* [Stated exercise] Once the pictures are set aside, transcribe the remaining data exactly.

Data excerpts
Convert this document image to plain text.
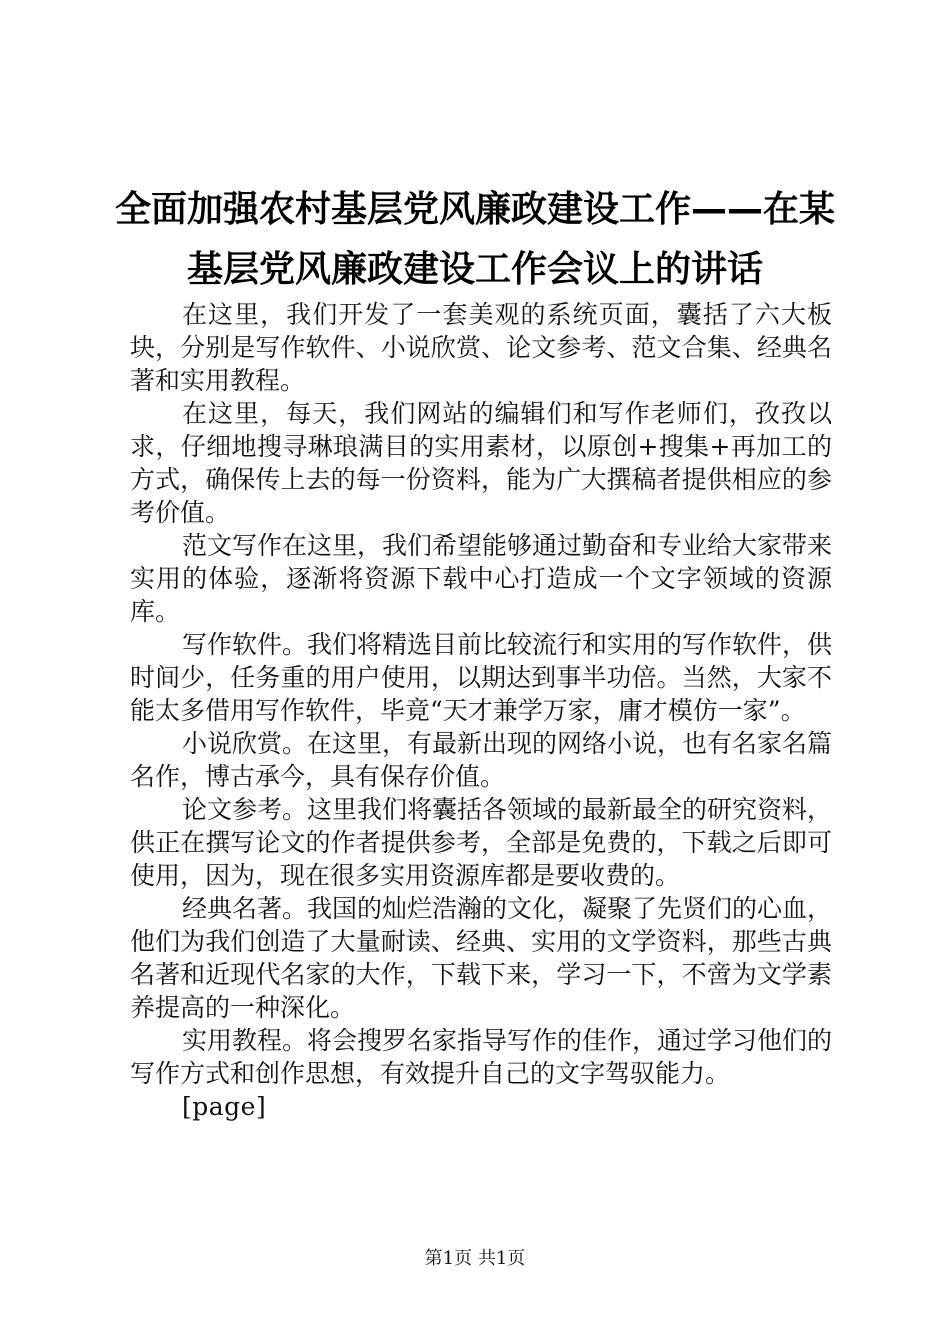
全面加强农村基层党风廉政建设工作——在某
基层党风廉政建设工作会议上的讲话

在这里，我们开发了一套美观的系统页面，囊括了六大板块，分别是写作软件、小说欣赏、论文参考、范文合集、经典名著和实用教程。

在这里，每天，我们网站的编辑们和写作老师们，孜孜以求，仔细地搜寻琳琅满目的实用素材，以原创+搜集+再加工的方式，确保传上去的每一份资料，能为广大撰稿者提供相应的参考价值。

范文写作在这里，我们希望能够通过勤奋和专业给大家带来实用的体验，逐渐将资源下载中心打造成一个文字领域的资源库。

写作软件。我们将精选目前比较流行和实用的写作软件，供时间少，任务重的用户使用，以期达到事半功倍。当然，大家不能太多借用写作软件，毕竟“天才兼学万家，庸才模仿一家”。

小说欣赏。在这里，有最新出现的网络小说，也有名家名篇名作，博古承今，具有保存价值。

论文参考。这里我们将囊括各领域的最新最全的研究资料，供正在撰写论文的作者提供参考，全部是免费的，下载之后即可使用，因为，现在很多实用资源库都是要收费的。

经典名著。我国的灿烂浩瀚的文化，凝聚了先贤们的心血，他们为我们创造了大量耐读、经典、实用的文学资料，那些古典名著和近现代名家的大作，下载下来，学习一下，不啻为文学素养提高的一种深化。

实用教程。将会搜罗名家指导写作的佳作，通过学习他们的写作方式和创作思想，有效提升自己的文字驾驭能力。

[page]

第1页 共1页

* [Solved problem]
Convert this document image to plain text.
全面加强农村基层党风廉政建设工作——在某
基层党风廉政建设工作会议上的讲话

在这里，我们开发了一套美观的系统页面，囊括了六大板块，分别是写作软件、小说欣赏、论文参考、范文合集、经典名著和实用教程。

在这里，每天，我们网站的编辑们和写作老师们，孜孜以求，仔细地搜寻琳琅满目的实用素材，以原创+搜集+再加工的方式，确保传上去的每一份资料，能为广大撰稿者提供相应的参考价值。

范文写作在这里，我们希望能够通过勤奋和专业给大家带来实用的体验，逐渐将资源下载中心打造成一个文字领域的资源库。

写作软件。我们将精选目前比较流行和实用的写作软件，供时间少，任务重的用户使用，以期达到事半功倍。当然，大家不能太多借用写作软件，毕竟“天才兼学万家，庸才模仿一家”。

小说欣赏。在这里，有最新出现的网络小说，也有名家名篇名作，博古承今，具有保存价值。

论文参考。这里我们将囊括各领域的最新最全的研究资料，供正在撰写论文的作者提供参考，全部是免费的，下载之后即可使用，因为，现在很多实用资源库都是要收费的。

经典名著。我国的灿烂浩瀚的文化，凝聚了先贤们的心血，他们为我们创造了大量耐读、经典、实用的文学资料，那些古典名著和近现代名家的大作，下载下来，学习一下，不啻为文学素养提高的一种深化。

实用教程。将会搜罗名家指导写作的佳作，通过学习他们的写作方式和创作思想，有效提升自己的文字驾驭能力。

[page]

第1页 共1页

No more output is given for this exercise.